*WHAT YOU HAVE TO DO*
In the forum thread on airgun hunting, what pellet weight and velocity does TXpelletgunhunter give for the .25-caliber Air Arms S410 ERB?

*PAGE TEXT*
* begin *

Hey Bore, do you think my Gamo XL54896585211364748787 will be strong enough to take down a Rino? I shot 3 Leppords and a Shark with it but i herd Rino's have pretty tughf skin.


----------



## Bore.224

One well placed BB or 8 grain pellet should put down that Rhino like the hammer of thor!!! Not sure of the model of pellet gun you speak of but if you are getting about 720 FPS you shold be good. Just make sure you piss off the Rhino first by throwing stones that way when he charges you will get a good shot at an Eye socket! Thank me later for the hot tip!! :beer:


----------



## TXpelletgunhunter

It's really funny to see grown men acting like little children. uke: :******: :eyeroll: FYI airguns are very lethal. Not the little daisies and crosmans but they high end ones. I have A airarms s410 ERB in .25 caliber. It shoots a 34 grain pellet at about 985 fps perfectly good for small game out to 100 yards


----------



## fishless

Water buffalo too !!!


----------



## Stonegoblet

Oh yeah? Well tell that to my Cape Buffalo Head mounted above my fireplace. We never recovered the pellet!


----------



## coyote_buster

Anyone want to come over and see my tyranasaurus rex mount. :beer:


----------



## jgat

:rollin:


----------



## Bore.224

Ahhh cmon txpelletgunhunter lighten up!!!!!!!


----------



## daisy1894hunter

:eyeroll: 600 yards and you thought a hundred was far


----------



## Estaban

Hell, I take my Red Ryder bear hunting with me BUT I always bring my back up......which is my boys yellow wiffle ball bat, just in case :lol:


----------



## carp_killer

i think im gunna go try the big 5 in africa with my red ryder but ill bring the daisy as a back up


----------



## Woogie_man

Isn't it great when people make fun of things they don't understand...... :******:

But what is even better... is that if any of use would talk like that about a powder burner...... man would we get our a$$es chewed out and flammed...

I love the immaturity that comes out in people when they don't understand things :******: :withstupid:


----------



## Bore.224

Hey Woogie_man I am looking for a silencer for my red ryder can you help me with that. :lol:


----------



## nmubowyer

I don't think that this is a very funny, instead of criticizing kids who hunt with airguns you should be encouarging them to make proper decisions on shot placement. You should know these things if you are a great hunter. Not everyone lives in an area where it is safe to discharge a .22 or shotgun. I think that it is better to hunt with an airgun and be safe than to hunt with a .22 in an area that is overpopulated and run the risk of a hunting accident that could hurt someone and make us all look bad...but I guess if your self esteem is really that low, go ahead and criticize all of the 16 year old kids that hunt with an airgun. I mean after all isn't it PETA's goal to divide and conquer us all.

* end *

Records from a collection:
* begin *

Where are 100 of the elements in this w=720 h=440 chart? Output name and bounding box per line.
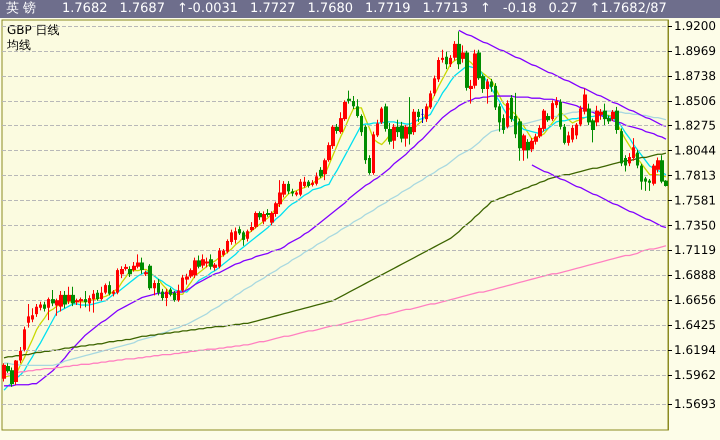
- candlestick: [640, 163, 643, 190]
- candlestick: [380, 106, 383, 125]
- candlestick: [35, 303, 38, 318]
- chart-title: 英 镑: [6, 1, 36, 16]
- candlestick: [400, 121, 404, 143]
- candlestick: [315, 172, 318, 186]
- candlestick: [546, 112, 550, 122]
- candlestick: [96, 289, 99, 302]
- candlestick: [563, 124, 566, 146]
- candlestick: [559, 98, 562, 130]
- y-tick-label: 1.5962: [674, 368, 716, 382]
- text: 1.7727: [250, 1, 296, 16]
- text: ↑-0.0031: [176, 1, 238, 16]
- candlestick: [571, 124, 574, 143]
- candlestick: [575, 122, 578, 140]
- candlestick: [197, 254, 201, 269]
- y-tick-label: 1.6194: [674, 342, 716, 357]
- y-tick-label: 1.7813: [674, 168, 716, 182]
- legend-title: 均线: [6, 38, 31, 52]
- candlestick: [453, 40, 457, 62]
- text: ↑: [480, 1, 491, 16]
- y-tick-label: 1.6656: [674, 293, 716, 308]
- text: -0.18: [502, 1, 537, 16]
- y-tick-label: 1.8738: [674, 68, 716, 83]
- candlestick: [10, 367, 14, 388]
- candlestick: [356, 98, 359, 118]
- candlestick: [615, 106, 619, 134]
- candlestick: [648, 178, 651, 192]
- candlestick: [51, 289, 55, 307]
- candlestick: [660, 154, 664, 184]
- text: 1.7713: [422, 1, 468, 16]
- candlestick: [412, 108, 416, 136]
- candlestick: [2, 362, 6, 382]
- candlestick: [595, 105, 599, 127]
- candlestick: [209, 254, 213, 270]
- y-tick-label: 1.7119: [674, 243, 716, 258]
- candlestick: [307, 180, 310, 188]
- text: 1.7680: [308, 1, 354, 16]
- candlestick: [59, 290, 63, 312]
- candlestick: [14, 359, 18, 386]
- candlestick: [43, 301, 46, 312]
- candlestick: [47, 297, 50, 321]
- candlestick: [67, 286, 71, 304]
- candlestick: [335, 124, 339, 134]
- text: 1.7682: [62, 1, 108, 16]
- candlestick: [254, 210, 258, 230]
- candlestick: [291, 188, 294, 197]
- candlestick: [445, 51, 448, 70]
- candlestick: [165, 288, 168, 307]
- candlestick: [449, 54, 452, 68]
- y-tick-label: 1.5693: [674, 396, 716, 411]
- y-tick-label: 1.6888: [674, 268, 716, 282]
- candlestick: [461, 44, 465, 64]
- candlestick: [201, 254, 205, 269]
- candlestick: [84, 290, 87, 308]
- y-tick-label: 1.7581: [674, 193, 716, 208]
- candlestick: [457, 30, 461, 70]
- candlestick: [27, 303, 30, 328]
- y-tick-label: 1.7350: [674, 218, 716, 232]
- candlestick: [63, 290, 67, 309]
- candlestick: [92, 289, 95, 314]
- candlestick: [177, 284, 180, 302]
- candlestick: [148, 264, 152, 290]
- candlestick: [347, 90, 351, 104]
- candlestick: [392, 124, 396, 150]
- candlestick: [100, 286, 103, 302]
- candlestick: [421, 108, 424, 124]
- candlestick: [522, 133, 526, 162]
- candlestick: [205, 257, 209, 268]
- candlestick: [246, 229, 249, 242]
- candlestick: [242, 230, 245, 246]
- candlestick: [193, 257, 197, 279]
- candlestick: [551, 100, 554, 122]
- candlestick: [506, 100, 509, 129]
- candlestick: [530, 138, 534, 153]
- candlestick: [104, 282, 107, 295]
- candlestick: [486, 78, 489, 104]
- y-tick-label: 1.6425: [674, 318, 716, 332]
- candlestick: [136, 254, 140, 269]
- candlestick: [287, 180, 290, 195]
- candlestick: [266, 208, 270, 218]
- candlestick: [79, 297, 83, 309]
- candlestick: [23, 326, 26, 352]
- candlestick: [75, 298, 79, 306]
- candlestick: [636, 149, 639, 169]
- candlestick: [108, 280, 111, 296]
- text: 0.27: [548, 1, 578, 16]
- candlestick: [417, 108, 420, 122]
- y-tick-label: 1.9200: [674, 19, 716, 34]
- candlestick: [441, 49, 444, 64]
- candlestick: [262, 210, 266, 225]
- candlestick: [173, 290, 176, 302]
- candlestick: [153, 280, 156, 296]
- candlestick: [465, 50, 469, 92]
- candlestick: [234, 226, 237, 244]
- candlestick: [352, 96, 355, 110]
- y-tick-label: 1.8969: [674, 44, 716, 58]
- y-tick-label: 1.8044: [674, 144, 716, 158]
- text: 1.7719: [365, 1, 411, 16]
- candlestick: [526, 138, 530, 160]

* end *

*COMPLETE ANSWER*
A 34-grain pellet at about 985 fps.